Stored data
——————

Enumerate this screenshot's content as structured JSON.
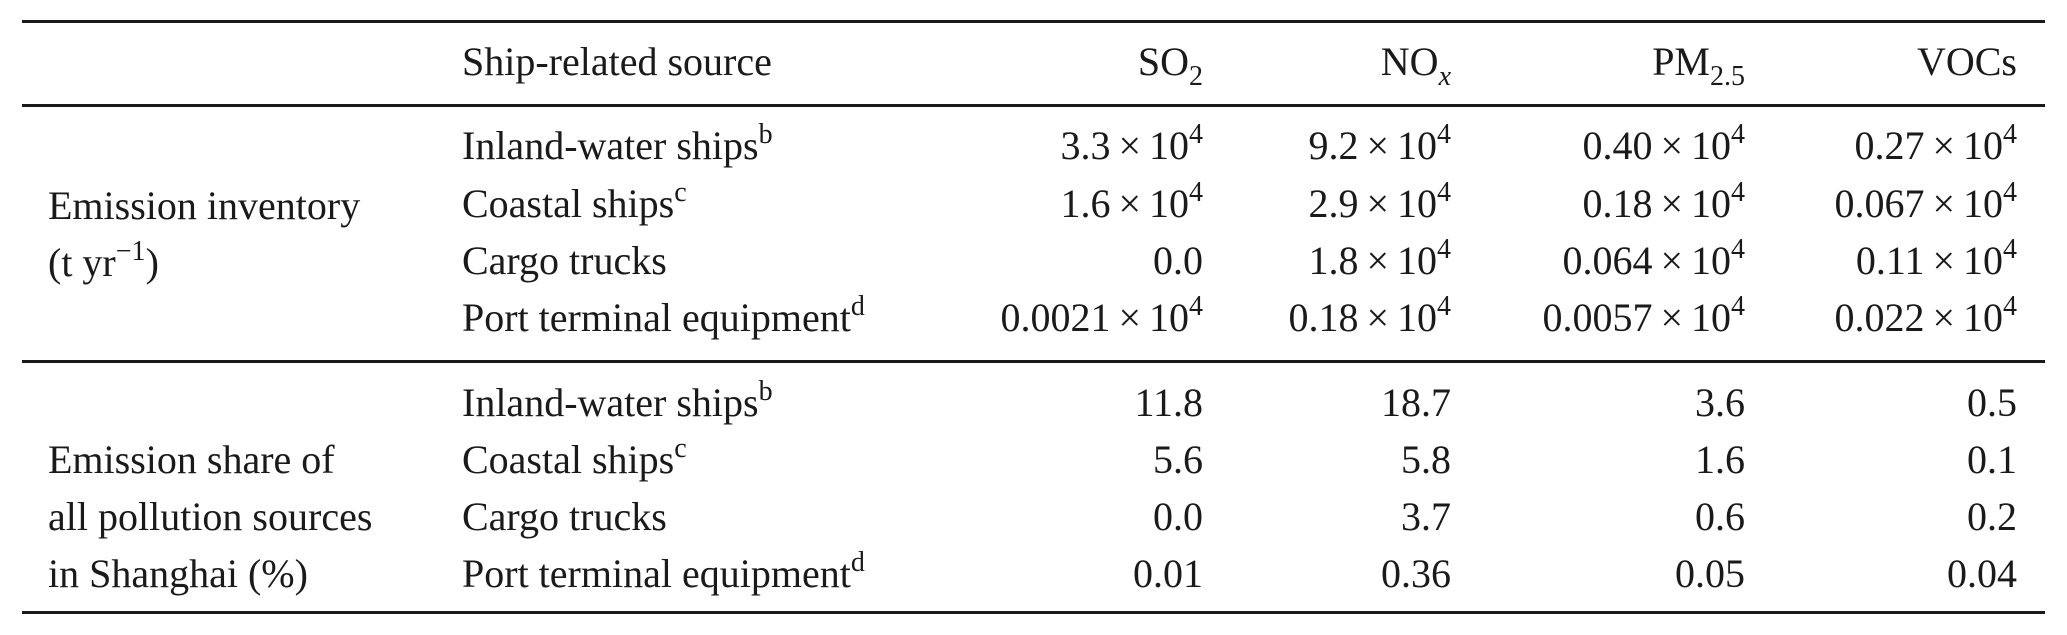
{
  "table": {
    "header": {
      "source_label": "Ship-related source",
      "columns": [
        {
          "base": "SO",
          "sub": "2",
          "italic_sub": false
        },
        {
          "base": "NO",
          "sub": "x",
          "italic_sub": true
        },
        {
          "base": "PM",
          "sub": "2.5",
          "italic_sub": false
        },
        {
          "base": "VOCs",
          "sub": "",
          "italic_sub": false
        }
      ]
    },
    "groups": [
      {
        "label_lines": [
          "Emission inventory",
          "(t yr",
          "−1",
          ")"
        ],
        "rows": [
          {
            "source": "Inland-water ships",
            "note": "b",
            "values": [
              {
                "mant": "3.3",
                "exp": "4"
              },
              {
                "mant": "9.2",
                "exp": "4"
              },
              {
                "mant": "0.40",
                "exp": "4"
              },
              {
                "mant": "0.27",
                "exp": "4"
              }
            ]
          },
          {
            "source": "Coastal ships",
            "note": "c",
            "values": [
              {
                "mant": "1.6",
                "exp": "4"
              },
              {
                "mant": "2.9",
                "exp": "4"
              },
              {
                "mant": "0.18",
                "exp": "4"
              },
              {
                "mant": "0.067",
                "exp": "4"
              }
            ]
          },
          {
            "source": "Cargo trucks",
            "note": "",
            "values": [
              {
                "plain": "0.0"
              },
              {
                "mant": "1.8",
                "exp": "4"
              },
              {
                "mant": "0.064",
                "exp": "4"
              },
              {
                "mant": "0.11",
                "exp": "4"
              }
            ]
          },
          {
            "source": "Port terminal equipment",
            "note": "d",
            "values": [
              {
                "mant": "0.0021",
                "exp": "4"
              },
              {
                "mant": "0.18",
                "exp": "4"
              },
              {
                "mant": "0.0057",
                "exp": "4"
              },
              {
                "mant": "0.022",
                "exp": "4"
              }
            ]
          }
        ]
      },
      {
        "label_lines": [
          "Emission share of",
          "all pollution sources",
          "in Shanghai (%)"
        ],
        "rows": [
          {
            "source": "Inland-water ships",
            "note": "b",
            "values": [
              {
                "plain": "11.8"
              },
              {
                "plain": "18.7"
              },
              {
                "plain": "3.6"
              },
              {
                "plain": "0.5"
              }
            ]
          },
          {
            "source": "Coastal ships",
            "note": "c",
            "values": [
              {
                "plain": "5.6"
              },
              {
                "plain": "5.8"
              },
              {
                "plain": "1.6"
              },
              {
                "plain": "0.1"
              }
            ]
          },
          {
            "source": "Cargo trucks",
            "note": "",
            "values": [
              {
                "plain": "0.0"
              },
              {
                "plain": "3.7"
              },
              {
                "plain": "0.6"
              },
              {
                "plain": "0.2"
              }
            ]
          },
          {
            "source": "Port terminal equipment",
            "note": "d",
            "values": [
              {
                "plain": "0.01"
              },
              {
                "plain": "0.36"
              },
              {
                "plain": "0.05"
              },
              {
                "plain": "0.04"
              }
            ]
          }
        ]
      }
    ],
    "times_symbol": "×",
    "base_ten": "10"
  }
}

——————

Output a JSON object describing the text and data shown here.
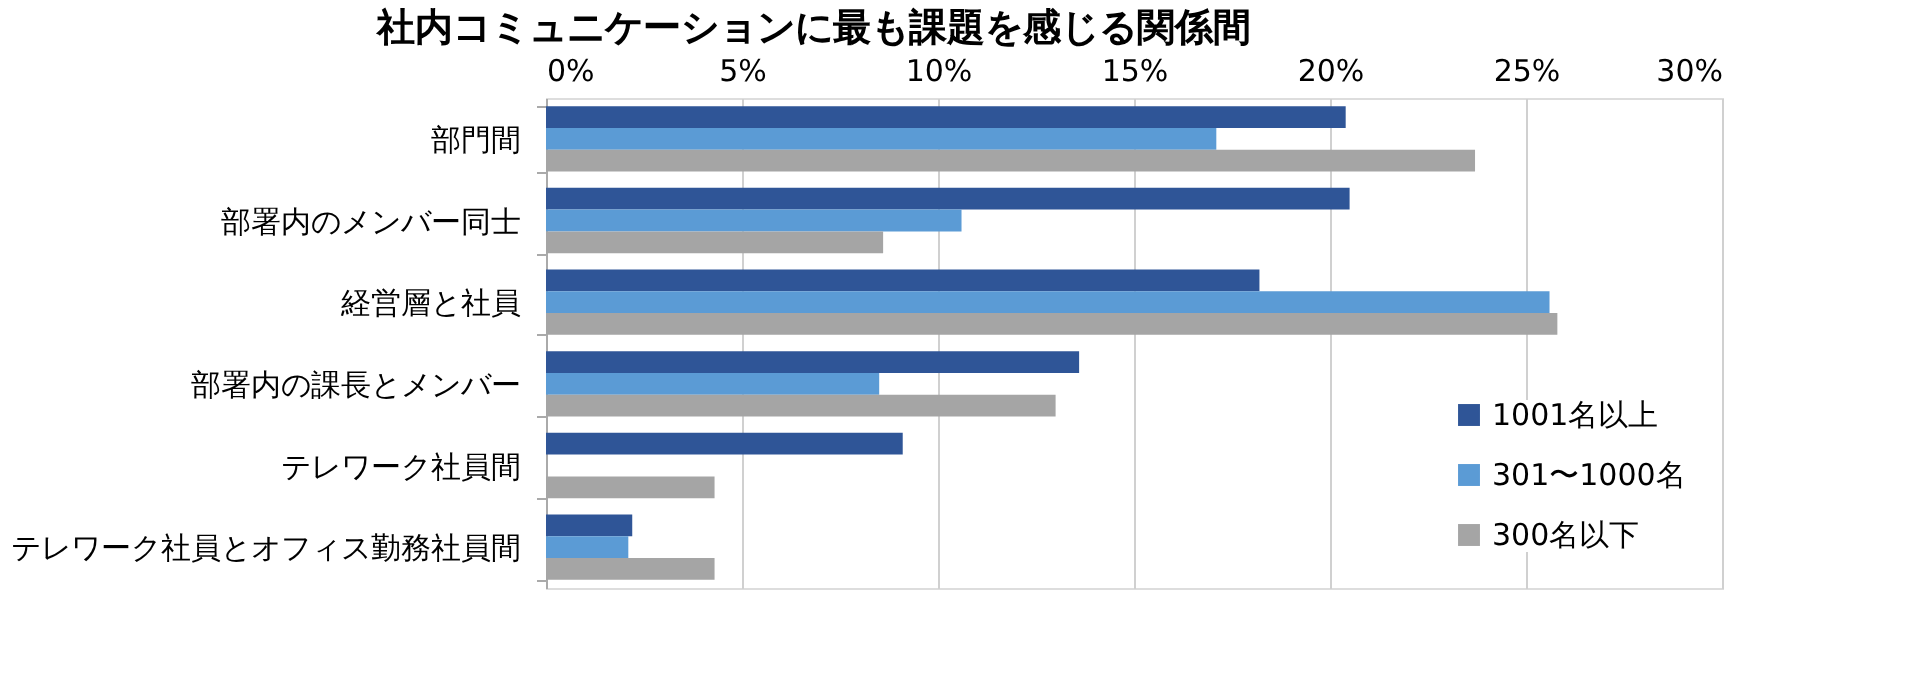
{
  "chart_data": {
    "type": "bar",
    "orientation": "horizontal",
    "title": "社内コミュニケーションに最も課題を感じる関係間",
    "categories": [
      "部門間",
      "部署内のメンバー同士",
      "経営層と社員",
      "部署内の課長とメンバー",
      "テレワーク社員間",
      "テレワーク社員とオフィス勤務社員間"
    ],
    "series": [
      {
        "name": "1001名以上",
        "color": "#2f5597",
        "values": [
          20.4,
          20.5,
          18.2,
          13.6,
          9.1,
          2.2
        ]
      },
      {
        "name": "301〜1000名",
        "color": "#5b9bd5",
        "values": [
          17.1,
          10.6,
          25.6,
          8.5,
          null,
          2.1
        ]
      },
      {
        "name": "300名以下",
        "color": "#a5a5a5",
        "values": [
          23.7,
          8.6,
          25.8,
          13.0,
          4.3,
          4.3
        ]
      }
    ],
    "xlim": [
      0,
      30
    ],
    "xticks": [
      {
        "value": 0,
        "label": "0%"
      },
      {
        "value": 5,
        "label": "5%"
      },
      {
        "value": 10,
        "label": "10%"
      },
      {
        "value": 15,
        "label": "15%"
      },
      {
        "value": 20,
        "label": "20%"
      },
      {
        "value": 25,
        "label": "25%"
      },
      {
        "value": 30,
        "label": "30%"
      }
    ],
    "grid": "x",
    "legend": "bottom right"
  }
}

——————

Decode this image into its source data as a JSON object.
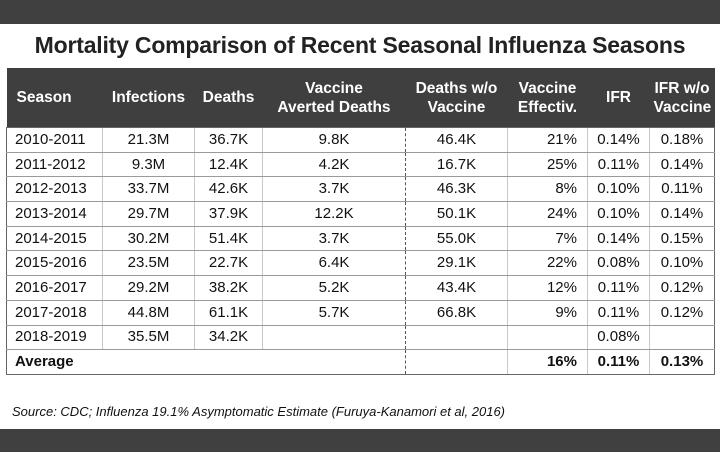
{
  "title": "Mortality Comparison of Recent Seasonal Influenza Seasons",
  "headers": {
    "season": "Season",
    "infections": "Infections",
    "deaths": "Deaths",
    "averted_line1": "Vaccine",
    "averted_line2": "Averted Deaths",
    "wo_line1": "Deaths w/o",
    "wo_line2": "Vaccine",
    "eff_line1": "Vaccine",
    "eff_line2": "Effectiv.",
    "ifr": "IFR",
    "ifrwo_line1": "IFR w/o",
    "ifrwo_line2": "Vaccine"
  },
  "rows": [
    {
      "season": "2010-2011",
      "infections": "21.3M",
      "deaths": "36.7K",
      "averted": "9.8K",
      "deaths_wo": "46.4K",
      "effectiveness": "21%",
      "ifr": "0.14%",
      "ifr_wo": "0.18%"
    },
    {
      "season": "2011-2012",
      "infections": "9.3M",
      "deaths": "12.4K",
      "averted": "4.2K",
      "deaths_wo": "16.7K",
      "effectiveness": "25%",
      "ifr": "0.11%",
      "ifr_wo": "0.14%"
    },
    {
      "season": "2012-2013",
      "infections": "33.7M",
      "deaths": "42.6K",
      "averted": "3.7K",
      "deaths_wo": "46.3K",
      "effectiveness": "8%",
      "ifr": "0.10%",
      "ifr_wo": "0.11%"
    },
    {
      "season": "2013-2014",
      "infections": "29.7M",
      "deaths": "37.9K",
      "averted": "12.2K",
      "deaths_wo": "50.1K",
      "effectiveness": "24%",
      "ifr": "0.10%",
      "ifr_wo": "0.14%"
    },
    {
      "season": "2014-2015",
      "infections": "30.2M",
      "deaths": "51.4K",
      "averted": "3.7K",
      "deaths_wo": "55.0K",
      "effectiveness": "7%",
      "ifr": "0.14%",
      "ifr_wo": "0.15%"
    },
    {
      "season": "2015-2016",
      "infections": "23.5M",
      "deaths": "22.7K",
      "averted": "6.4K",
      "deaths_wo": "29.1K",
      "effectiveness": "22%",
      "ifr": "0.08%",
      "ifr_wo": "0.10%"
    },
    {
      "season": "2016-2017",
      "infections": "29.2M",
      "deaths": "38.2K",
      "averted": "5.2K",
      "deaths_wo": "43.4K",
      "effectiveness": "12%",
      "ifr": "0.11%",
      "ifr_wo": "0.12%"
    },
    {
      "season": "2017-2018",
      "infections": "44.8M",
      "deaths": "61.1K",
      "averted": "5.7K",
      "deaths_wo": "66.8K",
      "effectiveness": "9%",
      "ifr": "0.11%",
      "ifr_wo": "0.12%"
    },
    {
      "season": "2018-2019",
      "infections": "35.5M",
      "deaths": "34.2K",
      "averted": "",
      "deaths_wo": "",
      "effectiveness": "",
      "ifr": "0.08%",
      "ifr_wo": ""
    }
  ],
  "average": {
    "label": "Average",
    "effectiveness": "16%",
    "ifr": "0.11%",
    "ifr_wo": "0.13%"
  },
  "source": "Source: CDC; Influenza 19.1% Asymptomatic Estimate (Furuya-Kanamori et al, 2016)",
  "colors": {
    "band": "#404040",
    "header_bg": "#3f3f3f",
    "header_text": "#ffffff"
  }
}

——————

> **Aim of the task**: Copy each line of the records above that carries the word "infections".

> **Response to this task**:
    "infections": "Infections",
      "infections": "21.3M",
      "infections": "9.3M",
      "infections": "33.7M",
      "infections": "29.7M",
      "infections": "30.2M",
      "infections": "23.5M",
      "infections": "29.2M",
      "infections": "44.8M",
      "infections": "35.5M",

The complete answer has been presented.